--- Data items ---
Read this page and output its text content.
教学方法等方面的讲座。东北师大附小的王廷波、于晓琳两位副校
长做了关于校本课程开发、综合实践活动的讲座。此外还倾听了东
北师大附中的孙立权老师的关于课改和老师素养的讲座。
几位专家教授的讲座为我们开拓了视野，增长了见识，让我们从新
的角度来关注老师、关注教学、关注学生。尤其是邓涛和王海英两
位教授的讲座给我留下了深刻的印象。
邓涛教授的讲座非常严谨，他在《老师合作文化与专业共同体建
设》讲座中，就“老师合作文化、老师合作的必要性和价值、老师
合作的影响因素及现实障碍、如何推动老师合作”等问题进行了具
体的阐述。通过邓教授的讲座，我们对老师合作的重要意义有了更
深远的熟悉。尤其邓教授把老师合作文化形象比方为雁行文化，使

--- Aim ---
Every record above needs to be repeated word for word.

--- Output of the task ---
Read this page and output its text content.
教学方法等方面的讲座。东北师大附小的王廷波、于晓琳两位副校
长做了关于校本课程开发、综合实践活动的讲座。此外还倾听了东
北师大附中的孙立权老师的关于课改和老师素养的讲座。
几位专家教授的讲座为我们开拓了视野，增长了见识，让我们从新
的角度来关注老师、关注教学、关注学生。尤其是邓涛和王海英两
位教授的讲座给我留下了深刻的印象。
邓涛教授的讲座非常严谨，他在《老师合作文化与专业共同体建
设》讲座中，就“老师合作文化、老师合作的必要性和价值、老师
合作的影响因素及现实障碍、如何推动老师合作”等问题进行了具
体的阐述。通过邓教授的讲座，我们对老师合作的重要意义有了更
深远的熟悉。尤其邓教授把老师合作文化形象比方为雁行文化，使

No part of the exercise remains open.